◆ **Your instructions**
Pull every line containing the word "SoulJourneys" from the records.

◆ **Rows**
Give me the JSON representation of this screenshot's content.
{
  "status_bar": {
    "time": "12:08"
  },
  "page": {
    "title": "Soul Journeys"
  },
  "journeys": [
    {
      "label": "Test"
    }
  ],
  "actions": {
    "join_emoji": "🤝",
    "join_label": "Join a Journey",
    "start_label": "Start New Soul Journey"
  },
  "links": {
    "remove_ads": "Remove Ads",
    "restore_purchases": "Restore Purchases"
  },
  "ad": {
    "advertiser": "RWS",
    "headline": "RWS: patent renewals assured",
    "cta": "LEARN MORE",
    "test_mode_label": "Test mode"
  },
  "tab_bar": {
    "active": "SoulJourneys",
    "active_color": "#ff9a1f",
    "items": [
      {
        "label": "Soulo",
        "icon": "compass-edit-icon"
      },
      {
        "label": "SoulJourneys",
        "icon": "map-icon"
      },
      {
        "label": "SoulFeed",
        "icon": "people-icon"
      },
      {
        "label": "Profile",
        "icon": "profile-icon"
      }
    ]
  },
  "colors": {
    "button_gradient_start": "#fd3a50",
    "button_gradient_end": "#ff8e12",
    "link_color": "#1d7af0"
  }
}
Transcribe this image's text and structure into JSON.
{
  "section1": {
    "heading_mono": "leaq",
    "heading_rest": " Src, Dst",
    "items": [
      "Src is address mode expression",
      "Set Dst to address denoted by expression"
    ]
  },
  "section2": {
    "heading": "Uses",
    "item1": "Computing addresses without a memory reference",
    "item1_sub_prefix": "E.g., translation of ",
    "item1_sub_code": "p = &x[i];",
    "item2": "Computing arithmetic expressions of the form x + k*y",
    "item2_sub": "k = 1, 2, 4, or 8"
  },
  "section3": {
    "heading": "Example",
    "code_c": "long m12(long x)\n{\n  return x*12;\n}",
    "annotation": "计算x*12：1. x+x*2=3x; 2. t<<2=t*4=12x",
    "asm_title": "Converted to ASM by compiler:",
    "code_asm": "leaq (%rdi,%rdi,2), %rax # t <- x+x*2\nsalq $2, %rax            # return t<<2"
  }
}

◆ **The result**
    "active": "SoulJourneys",
        "label": "SoulJourneys",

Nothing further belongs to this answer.